Please write out the complete listing that follows, exactly as it reads.

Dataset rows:
<<<<

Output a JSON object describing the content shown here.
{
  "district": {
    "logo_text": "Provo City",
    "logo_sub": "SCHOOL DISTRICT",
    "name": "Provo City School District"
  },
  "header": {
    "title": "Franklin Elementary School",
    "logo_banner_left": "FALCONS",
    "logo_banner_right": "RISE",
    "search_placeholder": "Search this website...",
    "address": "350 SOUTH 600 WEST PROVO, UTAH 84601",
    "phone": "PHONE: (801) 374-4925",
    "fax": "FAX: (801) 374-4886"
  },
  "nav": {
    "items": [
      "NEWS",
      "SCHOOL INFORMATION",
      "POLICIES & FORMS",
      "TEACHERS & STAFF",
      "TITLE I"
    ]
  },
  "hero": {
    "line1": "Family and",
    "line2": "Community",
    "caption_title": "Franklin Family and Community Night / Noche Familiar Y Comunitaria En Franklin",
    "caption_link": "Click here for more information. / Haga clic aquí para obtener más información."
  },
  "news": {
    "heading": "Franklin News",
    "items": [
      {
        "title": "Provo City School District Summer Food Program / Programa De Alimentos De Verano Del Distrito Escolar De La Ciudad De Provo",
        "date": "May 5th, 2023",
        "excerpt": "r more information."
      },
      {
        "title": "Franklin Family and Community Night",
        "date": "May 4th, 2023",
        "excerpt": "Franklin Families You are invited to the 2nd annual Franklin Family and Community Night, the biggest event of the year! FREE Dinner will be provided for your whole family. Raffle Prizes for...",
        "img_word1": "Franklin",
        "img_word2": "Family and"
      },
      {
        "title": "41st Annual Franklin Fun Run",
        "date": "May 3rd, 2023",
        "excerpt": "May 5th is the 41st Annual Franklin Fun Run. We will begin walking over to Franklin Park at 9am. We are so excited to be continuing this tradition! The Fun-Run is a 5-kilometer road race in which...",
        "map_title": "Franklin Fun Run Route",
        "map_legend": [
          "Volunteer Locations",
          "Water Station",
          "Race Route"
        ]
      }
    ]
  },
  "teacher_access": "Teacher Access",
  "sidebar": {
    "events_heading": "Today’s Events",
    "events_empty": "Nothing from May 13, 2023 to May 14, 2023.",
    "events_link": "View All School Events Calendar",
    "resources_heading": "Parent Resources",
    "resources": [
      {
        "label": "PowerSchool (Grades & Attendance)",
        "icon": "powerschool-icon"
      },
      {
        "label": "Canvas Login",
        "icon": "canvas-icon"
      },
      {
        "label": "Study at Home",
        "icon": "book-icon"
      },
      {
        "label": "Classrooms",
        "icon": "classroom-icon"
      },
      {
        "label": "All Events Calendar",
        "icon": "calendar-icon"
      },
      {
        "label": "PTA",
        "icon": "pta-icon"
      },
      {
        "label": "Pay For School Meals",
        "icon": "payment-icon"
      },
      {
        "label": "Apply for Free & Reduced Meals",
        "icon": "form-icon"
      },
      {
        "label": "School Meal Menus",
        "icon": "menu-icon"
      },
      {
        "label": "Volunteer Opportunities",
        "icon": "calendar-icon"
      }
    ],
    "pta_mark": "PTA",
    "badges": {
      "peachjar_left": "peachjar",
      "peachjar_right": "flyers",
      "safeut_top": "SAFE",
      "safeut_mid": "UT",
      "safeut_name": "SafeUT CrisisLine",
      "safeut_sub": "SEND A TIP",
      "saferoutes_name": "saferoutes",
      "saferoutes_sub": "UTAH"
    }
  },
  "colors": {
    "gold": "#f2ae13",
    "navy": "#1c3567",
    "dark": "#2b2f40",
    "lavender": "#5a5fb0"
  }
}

>>>>

COMPLETE RESPONSE:
Output a JSON object describing the content shown here.
{
  "district": {
    "logo_text": "Provo City",
    "logo_sub": "SCHOOL DISTRICT",
    "name": "Provo City School District"
  },
  "header": {
    "title": "Franklin Elementary School",
    "logo_banner_left": "FALCONS",
    "logo_banner_right": "RISE",
    "search_placeholder": "Search this website...",
    "address": "350 SOUTH 600 WEST PROVO, UTAH 84601",
    "phone": "PHONE: (801) 374-4925",
    "fax": "FAX: (801) 374-4886"
  },
  "nav": {
    "items": [
      "NEWS",
      "SCHOOL INFORMATION",
      "POLICIES & FORMS",
      "TEACHERS & STAFF",
      "TITLE I"
    ]
  },
  "hero": {
    "line1": "Family and",
    "line2": "Community",
    "caption_title": "Franklin Family and Community Night / Noche Familiar Y Comunitaria En Franklin",
    "caption_link": "Click here for more information. / Haga clic aquí para obtener más información."
  },
  "news": {
    "heading": "Franklin News",
    "items": [
      {
        "title": "Provo City School District Summer Food Program / Programa De Alimentos De Verano Del Distrito Escolar De La Ciudad De Provo",
        "date": "May 5th, 2023",
        "excerpt": "r more information."
      },
      {
        "title": "Franklin Family and Community Night",
        "date": "May 4th, 2023",
        "excerpt": "Franklin Families You are invited to the 2nd annual Franklin Family and Community Night, the biggest event of the year! FREE Dinner will be provided for your whole family. Raffle Prizes for...",
        "img_word1": "Franklin",
        "img_word2": "Family and"
      },
      {
        "title": "41st Annual Franklin Fun Run",
        "date": "May 3rd, 2023",
        "excerpt": "May 5th is the 41st Annual Franklin Fun Run. We will begin walking over to Franklin Park at 9am. We are so excited to be continuing this tradition! The Fun-Run is a 5-kilometer road race in which...",
        "map_title": "Franklin Fun Run Route",
        "map_legend": [
          "Volunteer Locations",
          "Water Station",
          "Race Route"
        ]
      }
    ]
  },
  "teacher_access": "Teacher Access",
  "sidebar": {
    "events_heading": "Today’s Events",
    "events_empty": "Nothing from May 13, 2023 to May 14, 2023.",
    "events_link": "View All School Events Calendar",
    "resources_heading": "Parent Resources",
    "resources": [
      {
        "label": "PowerSchool (Grades & Attendance)",
        "icon": "powerschool-icon"
      },
      {
        "label": "Canvas Login",
        "icon": "canvas-icon"
      },
      {
        "label": "Study at Home",
        "icon": "book-icon"
      },
      {
        "label": "Classrooms",
        "icon": "classroom-icon"
      },
      {
        "label": "All Events Calendar",
        "icon": "calendar-icon"
      },
      {
        "label": "PTA",
        "icon": "pta-icon"
      },
      {
        "label": "Pay For School Meals",
        "icon": "payment-icon"
      },
      {
        "label": "Apply for Free & Reduced Meals",
        "icon": "form-icon"
      },
      {
        "label": "School Meal Menus",
        "icon": "menu-icon"
      },
      {
        "label": "Volunteer Opportunities",
        "icon": "calendar-icon"
      }
    ],
    "pta_mark": "PTA",
    "badges": {
      "peachjar_left": "peachjar",
      "peachjar_right": "flyers",
      "safeut_top": "SAFE",
      "safeut_mid": "UT",
      "safeut_name": "SafeUT CrisisLine",
      "safeut_sub": "SEND A TIP",
      "saferoutes_name": "saferoutes",
      "saferoutes_sub": "UTAH"
    }
  },
  "colors": {
    "gold": "#f2ae13",
    "navy": "#1c3567",
    "dark": "#2b2f40",
    "lavender": "#5a5fb0"
  }
}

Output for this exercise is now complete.